------ SELECTION ------

Patrick Bateman is one sick fuck and that's an understatement. I knew that before starting the novel and it still gave me pause. The level of violence and objectification perpetrated on women in general over the course of the novel is nauseating (Bateman does nasty things to a few men, too, but the overwhelming majority of victims are women). Leading up to the first major sex/rape/murder scene, Ellis drops only a few hints as to his main character's extra-curricular activities. A mention of an axe or mabye a bloody coat or a random line about someone's head in a freezer. It's enough to let the reader know something is very wrong with Bateman but really doesn't prepare one for the level of brutality of the scene...hmmm...brutality isn't quite the right word, neither is psychotic...it's really a sadistic savagery. That sounds like a bad line from a pulp novel. Take the Marquis du Sade and ratchet it up about a 1000 times, throw in a lot of drugs, and add some cannibalism. Then that's about right for that first scene. Hannibal Lecter was a gourmand but Bateman is like a coked-up hyena.

After about three seriously fucked up scenes Ellis eases up on the specific description of the murders. After that Bateman will refer to a girl's hands, or brain, or whatever-body-part he's got decorating his apartment - the reader is no longer really party to the act itself (which is fine because I'd more or less started skimming the graphic scenes). The change in description got me to thinking, because I watch a lot of Criminal Minds, about why Ellis had a main character who was not just killing but torturing and eating his victims as opposed to the violence itself (over kill). Patrick Bateman has a lot of rage (again, understatement) which is directed for the most part at women (but only some women because some of his close female acquaintences remain unscathed) and at non-white/non-yuppie members of society but I think that Bateman also victimizes those who objectify him.

This is not a completely thought-out theory. I feel that the emphasis on things - labels, styles, colors, fashion houses, brands, gyms, etc. - creates a shell around Bateman. He's bat-shit psychotic on the inside but on the outside he's Richie Rich. People seem to want to be his friend/want him for his name, money, family, where he went to college but in reality none of them can remember who the hell he is. The bums and ethnic-minority business owners only want his money because he's another rich guy. He's frequently called by someone else's name and this point was driven home near the end of the novel (major SPOILER approaching). After a police chase (because Bateman really lost it and shot a bum while a squad car was passing) Bateman makes a phone call to a friend (lawyer?) and confesses everything to the man's voicemail....but nothing happens, no one comes to arrest Bateman; when Bateman later mentions the lengthy voicemail to the recipient the man believes Bateman was someone else, accusing Bateman of all those murders as some sort of joke. So Ellis demonstrates that Bateman isn't real, he's not authentic, no one is authentic because all the depraved acts committed by Bateman really don't matter and no one really seems to care. At all. Bateman's anger at being marginalized within his own tribe finds an outlet in extreme violence but even a confession fails to make those around him see him and so the cycle continues. I think seeing Bateman as himself is what saves Bateman's secretary, Jean, from becoming one of his victims when she shows that she thinks there's a real person inside Bateman - one who is considerate of others and kind, even though the readers know otherwise in the extreme - and never mistakes him for another cookie-cutter yuppie in a designer wool suit; she gives him some sort of identity.

------

### TASKS TO CARRY OUT
#1 Which kinds of things does the review about Patrick Bateman say create a shell around him? List each one.
#2 Write the next paragraph of the review about Patrick Bateman, picking up after its final sentence.

------ ENTRIES PROVIDED ------

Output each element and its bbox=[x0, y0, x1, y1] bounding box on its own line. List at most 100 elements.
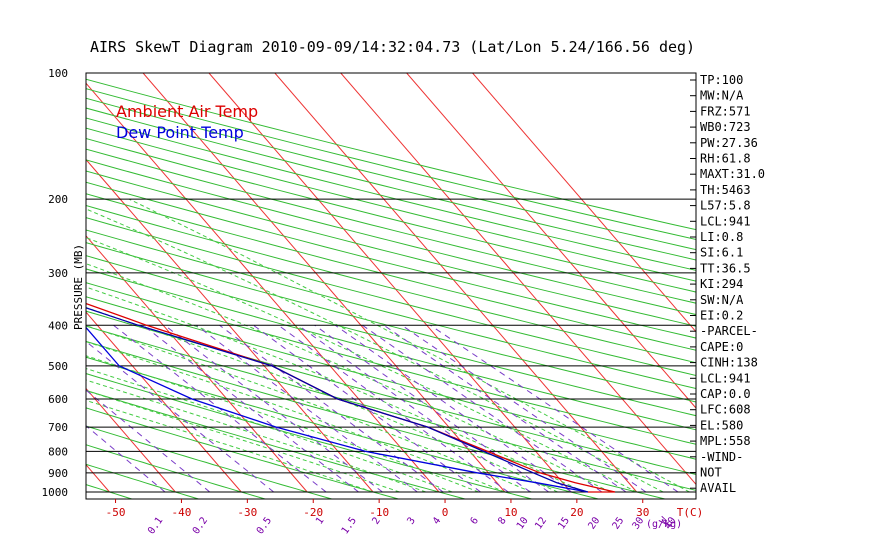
index-label: MPL:558 bbox=[700, 434, 751, 448]
dry-adiabat-line bbox=[86, 181, 696, 339]
dry-adiabat-line bbox=[86, 463, 201, 499]
dry-adiabat-line bbox=[86, 268, 696, 431]
plot-frame bbox=[85, 72, 697, 500]
series-group bbox=[86, 302, 616, 493]
bottom-temp-tick-label: 10 bbox=[504, 506, 517, 519]
index-label: PW:27.36 bbox=[700, 136, 758, 150]
pressure-tick-label: 900 bbox=[48, 467, 68, 480]
isotherm-line bbox=[86, 311, 242, 493]
bottom-temp-tick-label: -10 bbox=[369, 506, 389, 519]
bottom-temp-unit: T(C) bbox=[677, 506, 704, 519]
dry-adiabat-line bbox=[86, 97, 696, 251]
dew-point-temp-line bbox=[86, 326, 589, 493]
isotherm-line bbox=[274, 73, 638, 493]
dry-adiabat-line bbox=[86, 217, 696, 377]
mixing-ratio-line bbox=[219, 324, 444, 493]
isotherm-line bbox=[208, 73, 572, 493]
isotherm-line bbox=[406, 73, 696, 409]
mixing-ratio-label: 3 bbox=[405, 515, 417, 526]
bottom-temp-tick-label: -40 bbox=[172, 506, 192, 519]
moist-adiabat-line bbox=[86, 307, 558, 493]
mixing-ratio-label: 4 bbox=[431, 515, 443, 526]
pressure-tick-label: 300 bbox=[48, 267, 68, 280]
mixing-ratio-line bbox=[401, 324, 647, 493]
index-label: NOT bbox=[700, 466, 722, 480]
index-label: MAXT:31.0 bbox=[700, 167, 765, 181]
moist-adiabat-line bbox=[86, 208, 664, 493]
dry-adiabat-line bbox=[86, 148, 696, 304]
plot-area bbox=[86, 73, 696, 499]
mixing-ratio-label: 6 bbox=[469, 515, 481, 526]
mixing-ratio-line bbox=[362, 324, 603, 493]
bottom-temp-tick-label: -20 bbox=[303, 506, 323, 519]
index-label: LFC:608 bbox=[700, 403, 751, 417]
mixing-ratio-line bbox=[164, 324, 383, 493]
dry-adiabat-line bbox=[86, 117, 696, 271]
index-label: RH:61.8 bbox=[700, 152, 751, 166]
index-label: KI:294 bbox=[700, 277, 743, 291]
isotherm-line bbox=[340, 73, 696, 486]
moist-adiabat-line bbox=[86, 237, 637, 493]
mixing-ratio-line bbox=[278, 324, 509, 493]
index-label: TH:5463 bbox=[700, 183, 751, 197]
index-label: EL:580 bbox=[700, 418, 743, 432]
mixing-ratio-label: 1 bbox=[314, 515, 326, 526]
index-label: CINH:138 bbox=[700, 356, 758, 370]
index-label: CAPE:0 bbox=[700, 340, 743, 354]
dry-adiabat-line bbox=[86, 444, 267, 499]
dry-adiabat-line bbox=[86, 325, 696, 491]
bottom-temp-tick-label: -30 bbox=[237, 506, 257, 519]
mixing-ratio-line bbox=[86, 340, 275, 493]
legend: Ambient Air Temp Dew Point Temp bbox=[116, 102, 258, 142]
dry-adiabat-line bbox=[86, 107, 696, 261]
isotherm-line bbox=[86, 82, 440, 493]
mixing-ratio-line bbox=[196, 324, 418, 493]
dry-adiabat-line bbox=[86, 204, 696, 364]
index-label: FRZ:571 bbox=[700, 104, 751, 118]
index-label: -PARCEL- bbox=[700, 324, 758, 338]
mixing-ratio-label: 2 bbox=[370, 515, 382, 526]
pressure-tick-label: 1000 bbox=[42, 486, 69, 499]
dry-adiabat-line bbox=[86, 425, 334, 499]
dry-adiabat-line bbox=[86, 356, 601, 499]
pressure-tick-label: 600 bbox=[48, 393, 68, 406]
index-label: L57:5.8 bbox=[700, 199, 751, 213]
y-axis-label: PRESSURE (MB) bbox=[72, 244, 85, 330]
mixing-ratio-line bbox=[383, 324, 627, 493]
dry-adiabat-line bbox=[86, 193, 696, 351]
index-label: WB0:723 bbox=[700, 120, 751, 134]
pressure-tick-label: 100 bbox=[48, 67, 68, 80]
bottom-temp-tick-label: -50 bbox=[106, 506, 126, 519]
index-label: TT:36.5 bbox=[700, 261, 751, 275]
mixing-ratio-line bbox=[142, 324, 359, 493]
isotherm-line bbox=[86, 387, 176, 493]
dry-adiabat-line bbox=[86, 255, 696, 417]
index-label: SW:N/A bbox=[700, 293, 744, 307]
pressure-tick-label: 700 bbox=[48, 421, 68, 434]
index-label: SI:6.1 bbox=[700, 246, 743, 260]
index-label: AVAIL bbox=[700, 481, 736, 495]
dry-adiabat-line bbox=[86, 373, 534, 499]
chart-title: AIRS SkewT Diagram 2010-09-09/14:32:04.7… bbox=[90, 38, 695, 56]
index-label: -WIND- bbox=[700, 450, 743, 464]
index-label: TP:100 bbox=[700, 73, 743, 87]
isotherm-line bbox=[86, 235, 308, 493]
dry-adiabat-line bbox=[86, 340, 668, 499]
mixing-ratio-line bbox=[314, 324, 549, 493]
bottom-temp-tick-label: 0 bbox=[442, 506, 449, 519]
mixing-ratio-line bbox=[253, 324, 481, 493]
moist-adiabat-line bbox=[86, 263, 611, 493]
mixing-ratio-line bbox=[297, 324, 531, 493]
index-label: CAP:0.0 bbox=[700, 387, 751, 401]
pressure-tick-label: 400 bbox=[48, 319, 68, 332]
mixing-ratio-line bbox=[430, 324, 679, 493]
index-label: LCL:941 bbox=[700, 214, 751, 228]
dry-adiabat-line bbox=[86, 296, 696, 460]
pressure-tick-label: 200 bbox=[48, 193, 68, 206]
index-label: MW:N/A bbox=[700, 89, 744, 103]
parcel-line bbox=[86, 307, 589, 493]
dry-adiabat-line bbox=[86, 282, 696, 445]
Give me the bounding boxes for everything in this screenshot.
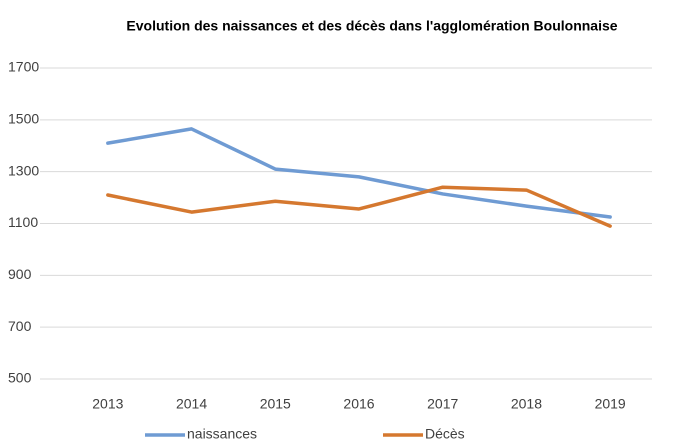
x-tick-label: 2017 (427, 396, 458, 412)
x-tick-label: 2018 (511, 396, 542, 412)
y-tick-label: 1500 (8, 111, 39, 127)
x-tick-label: 2019 (595, 396, 626, 412)
x-tick-label: 2016 (343, 396, 374, 412)
data-line (106, 185, 612, 228)
data-line (106, 127, 612, 219)
legend-label: Décès (425, 426, 465, 441)
y-tick-label: 700 (8, 318, 32, 334)
y-tick-label: 1100 (8, 214, 38, 230)
x-tick-label: 2014 (176, 396, 207, 412)
y-tick-label: 500 (8, 370, 32, 386)
x-tick-label: 2013 (92, 396, 123, 412)
y-tick-label: 1300 (8, 162, 39, 178)
y-tick-label: 900 (8, 266, 32, 282)
chart-title: Evolution des naissances et des décès da… (126, 18, 617, 34)
x-tick-label: 2015 (260, 396, 291, 412)
y-tick-label: 1700 (8, 59, 39, 75)
legend-label: naissances (187, 426, 257, 441)
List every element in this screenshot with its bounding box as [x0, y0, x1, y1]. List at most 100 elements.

------

### ANSWERS FOR THE EXERCISE
#1 labels, styles, colors, fashion houses, brands, gyms

#2
This is a pretty rambling analysis/review (sorry) of a book that uses a lot of elements to tell a single story. The fastidious descriptions of what each character is wearing at each point in the novel, down to the dollar amount or the meals eaten and paid for or the obsession with stuff in general probably says more about what was going on in the book but I'm having trouble shaking the violence out of my head (which was probably the point of all the violence, but still). I did like the novel but Ellis made my hair stand on end and freaked me out to the point that I had to read about Harold Bloom's Falstaff/Hamlet obsession in order to go to sleep. American Psycho was made into a movie and as sick as this sounds I really want to see what the filmmakers did; this book done straight is easily an NC-17-level film so I want to see how it was adapted.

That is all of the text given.